======== Task material

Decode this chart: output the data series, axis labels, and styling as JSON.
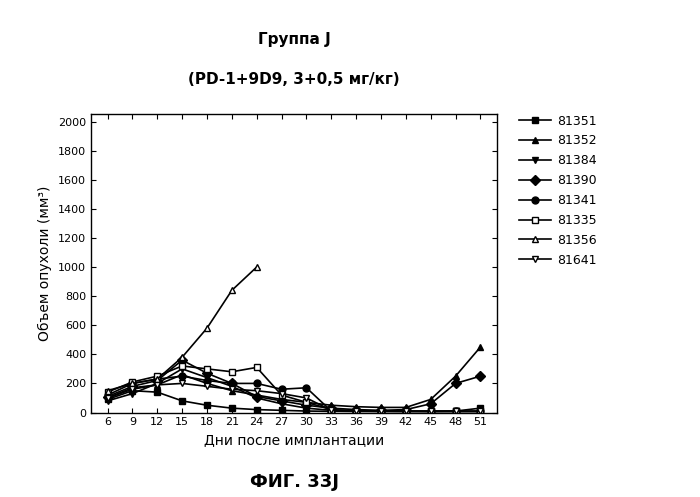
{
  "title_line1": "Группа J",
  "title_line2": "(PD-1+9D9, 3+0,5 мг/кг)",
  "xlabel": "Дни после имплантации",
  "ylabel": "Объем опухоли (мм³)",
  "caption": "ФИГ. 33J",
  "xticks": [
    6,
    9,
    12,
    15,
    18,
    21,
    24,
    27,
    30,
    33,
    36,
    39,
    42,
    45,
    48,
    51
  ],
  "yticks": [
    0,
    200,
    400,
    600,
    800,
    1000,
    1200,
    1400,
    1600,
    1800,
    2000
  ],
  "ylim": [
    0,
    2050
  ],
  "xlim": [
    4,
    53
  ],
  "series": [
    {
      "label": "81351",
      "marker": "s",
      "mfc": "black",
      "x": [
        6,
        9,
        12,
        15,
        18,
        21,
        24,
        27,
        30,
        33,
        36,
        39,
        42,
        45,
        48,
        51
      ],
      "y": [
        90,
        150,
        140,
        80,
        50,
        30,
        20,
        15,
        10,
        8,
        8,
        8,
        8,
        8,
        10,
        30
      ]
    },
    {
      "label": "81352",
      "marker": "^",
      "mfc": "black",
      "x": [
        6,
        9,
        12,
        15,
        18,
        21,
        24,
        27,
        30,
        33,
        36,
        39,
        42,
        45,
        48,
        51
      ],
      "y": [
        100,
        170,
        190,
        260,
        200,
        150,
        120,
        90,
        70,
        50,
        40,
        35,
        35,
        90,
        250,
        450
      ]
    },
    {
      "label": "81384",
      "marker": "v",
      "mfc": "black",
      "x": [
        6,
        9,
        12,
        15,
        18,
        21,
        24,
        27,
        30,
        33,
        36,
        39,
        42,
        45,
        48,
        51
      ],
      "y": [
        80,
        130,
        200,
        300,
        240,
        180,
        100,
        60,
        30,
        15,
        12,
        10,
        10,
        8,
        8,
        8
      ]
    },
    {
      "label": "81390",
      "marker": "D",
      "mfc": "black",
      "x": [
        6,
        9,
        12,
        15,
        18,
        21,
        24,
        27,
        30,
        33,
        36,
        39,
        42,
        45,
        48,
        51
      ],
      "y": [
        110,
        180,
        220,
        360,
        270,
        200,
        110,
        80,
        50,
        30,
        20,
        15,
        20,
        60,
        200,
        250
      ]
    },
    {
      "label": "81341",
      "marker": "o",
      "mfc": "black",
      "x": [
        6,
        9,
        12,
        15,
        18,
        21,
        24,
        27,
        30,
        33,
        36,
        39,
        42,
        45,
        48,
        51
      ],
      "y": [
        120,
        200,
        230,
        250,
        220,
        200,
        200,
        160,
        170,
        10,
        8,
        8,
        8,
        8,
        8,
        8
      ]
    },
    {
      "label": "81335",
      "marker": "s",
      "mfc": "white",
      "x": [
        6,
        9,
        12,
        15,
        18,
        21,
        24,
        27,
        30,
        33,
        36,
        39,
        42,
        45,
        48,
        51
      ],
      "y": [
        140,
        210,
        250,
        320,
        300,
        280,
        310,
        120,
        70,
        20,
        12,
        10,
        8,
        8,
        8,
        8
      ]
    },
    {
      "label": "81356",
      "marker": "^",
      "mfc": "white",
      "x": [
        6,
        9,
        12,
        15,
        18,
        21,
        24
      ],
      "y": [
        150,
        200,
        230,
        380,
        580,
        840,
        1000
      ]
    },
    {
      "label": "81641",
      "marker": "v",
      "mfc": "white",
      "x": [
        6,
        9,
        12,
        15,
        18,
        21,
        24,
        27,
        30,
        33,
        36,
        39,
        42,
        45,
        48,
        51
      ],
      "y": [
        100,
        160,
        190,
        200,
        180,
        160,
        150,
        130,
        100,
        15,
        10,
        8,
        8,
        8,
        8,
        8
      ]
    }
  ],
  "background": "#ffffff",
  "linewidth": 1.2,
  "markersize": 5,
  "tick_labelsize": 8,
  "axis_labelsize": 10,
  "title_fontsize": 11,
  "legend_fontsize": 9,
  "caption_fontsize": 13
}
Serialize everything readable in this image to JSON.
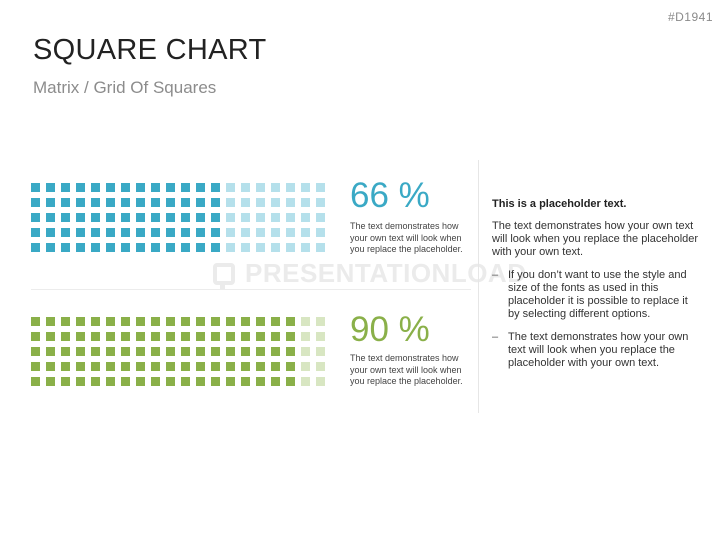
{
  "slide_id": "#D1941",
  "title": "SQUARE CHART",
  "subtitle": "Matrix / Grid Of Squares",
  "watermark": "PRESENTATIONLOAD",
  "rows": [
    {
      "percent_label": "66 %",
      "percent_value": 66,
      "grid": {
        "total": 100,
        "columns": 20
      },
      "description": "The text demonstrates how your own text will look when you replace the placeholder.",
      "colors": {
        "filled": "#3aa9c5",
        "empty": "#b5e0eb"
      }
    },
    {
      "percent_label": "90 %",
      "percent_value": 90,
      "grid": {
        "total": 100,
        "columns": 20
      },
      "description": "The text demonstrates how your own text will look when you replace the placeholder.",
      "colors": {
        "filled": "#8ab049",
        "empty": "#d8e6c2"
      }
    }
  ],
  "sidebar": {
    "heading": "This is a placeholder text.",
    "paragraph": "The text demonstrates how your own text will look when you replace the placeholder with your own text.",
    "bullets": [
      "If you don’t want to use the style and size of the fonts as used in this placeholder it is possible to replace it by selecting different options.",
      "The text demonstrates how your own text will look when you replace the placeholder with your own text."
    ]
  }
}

================

Task instructions
Each record above should be copied character for character, with pictures dropped.

Solution for this exercise
Decode this chart: output the data series, axis labels, and styling as JSON.
{
  "title_line1": "Группа J",
  "title_line2": "(PD-1+9D9, 3+0,5 мг/кг)",
  "xlabel": "Дни после имплантации",
  "ylabel": "Объем опухоли (мм³)",
  "caption": "ФИГ. 33J",
  "xticks": [
    6,
    9,
    12,
    15,
    18,
    21,
    24,
    27,
    30,
    33,
    36,
    39,
    42,
    45,
    48,
    51
  ],
  "yticks": [
    0,
    200,
    400,
    600,
    800,
    1000,
    1200,
    1400,
    1600,
    1800,
    2000
  ],
  "ylim": [
    0,
    2050
  ],
  "xlim": [
    4,
    53
  ],
  "series": [
    {
      "label": "81351",
      "marker": "s",
      "mfc": "black",
      "x": [
        6,
        9,
        12,
        15,
        18,
        21,
        24,
        27,
        30,
        33,
        36,
        39,
        42,
        45,
        48,
        51
      ],
      "y": [
        90,
        150,
        140,
        80,
        50,
        30,
        20,
        15,
        10,
        8,
        8,
        8,
        8,
        8,
        10,
        30
      ]
    },
    {
      "label": "81352",
      "marker": "^",
      "mfc": "black",
      "x": [
        6,
        9,
        12,
        15,
        18,
        21,
        24,
        27,
        30,
        33,
        36,
        39,
        42,
        45,
        48,
        51
      ],
      "y": [
        100,
        170,
        190,
        260,
        200,
        150,
        120,
        90,
        70,
        50,
        40,
        35,
        35,
        90,
        250,
        450
      ]
    },
    {
      "label": "81384",
      "marker": "v",
      "mfc": "black",
      "x": [
        6,
        9,
        12,
        15,
        18,
        21,
        24,
        27,
        30,
        33,
        36,
        39,
        42,
        45,
        48,
        51
      ],
      "y": [
        80,
        130,
        200,
        300,
        240,
        180,
        100,
        60,
        30,
        15,
        12,
        10,
        10,
        8,
        8,
        8
      ]
    },
    {
      "label": "81390",
      "marker": "D",
      "mfc": "black",
      "x": [
        6,
        9,
        12,
        15,
        18,
        21,
        24,
        27,
        30,
        33,
        36,
        39,
        42,
        45,
        48,
        51
      ],
      "y": [
        110,
        180,
        220,
        360,
        270,
        200,
        110,
        80,
        50,
        30,
        20,
        15,
        20,
        60,
        200,
        250
      ]
    },
    {
      "label": "81341",
      "marker": "o",
      "mfc": "black",
      "x": [
        6,
        9,
        12,
        15,
        18,
        21,
        24,
        27,
        30,
        33,
        36,
        39,
        42,
        45,
        48,
        51
      ],
      "y": [
        120,
        200,
        230,
        250,
        220,
        200,
        200,
        160,
        170,
        10,
        8,
        8,
        8,
        8,
        8,
        8
      ]
    },
    {
      "label": "81335",
      "marker": "s",
      "mfc": "white",
      "x": [
        6,
        9,
        12,
        15,
        18,
        21,
        24,
        27,
        30,
        33,
        36,
        39,
        42,
        45,
        48,
        51
      ],
      "y": [
        140,
        210,
        250,
        320,
        300,
        280,
        310,
        120,
        70,
        20,
        12,
        10,
        8,
        8,
        8,
        8
      ]
    },
    {
      "label": "81356",
      "marker": "^",
      "mfc": "white",
      "x": [
        6,
        9,
        12,
        15,
        18,
        21,
        24
      ],
      "y": [
        150,
        200,
        230,
        380,
        580,
        840,
        1000
      ]
    },
    {
      "label": "81641",
      "marker": "v",
      "mfc": "white",
      "x": [
        6,
        9,
        12,
        15,
        18,
        21,
        24,
        27,
        30,
        33,
        36,
        39,
        42,
        45,
        48,
        51
      ],
      "y": [
        100,
        160,
        190,
        200,
        180,
        160,
        150,
        130,
        100,
        15,
        10,
        8,
        8,
        8,
        8,
        8
      ]
    }
  ],
  "background": "#ffffff",
  "linewidth": 1.2,
  "markersize": 5,
  "tick_labelsize": 8,
  "axis_labelsize": 10,
  "title_fontsize": 11,
  "legend_fontsize": 9,
  "caption_fontsize": 13
}
Serialize everything readable in this image to JSON.
{
  "slide_id": "#D1941",
  "title": "SQUARE CHART",
  "subtitle": "Matrix / Grid Of Squares",
  "watermark": "PRESENTATIONLOAD",
  "rows": [
    {
      "percent_label": "66 %",
      "percent_value": 66,
      "grid": {
        "total": 100,
        "columns": 20
      },
      "description": "The text demonstrates how your own text will look when you replace the placeholder.",
      "colors": {
        "filled": "#3aa9c5",
        "empty": "#b5e0eb"
      }
    },
    {
      "percent_label": "90 %",
      "percent_value": 90,
      "grid": {
        "total": 100,
        "columns": 20
      },
      "description": "The text demonstrates how your own text will look when you replace the placeholder.",
      "colors": {
        "filled": "#8ab049",
        "empty": "#d8e6c2"
      }
    }
  ],
  "sidebar": {
    "heading": "This is a placeholder text.",
    "paragraph": "The text demonstrates how your own text will look when you replace the placeholder with your own text.",
    "bullets": [
      "If you don’t want to use the style and size of the fonts as used in this placeholder it is possible to replace it by selecting different options.",
      "The text demonstrates how your own text will look when you replace the placeholder with your own text."
    ]
  }
}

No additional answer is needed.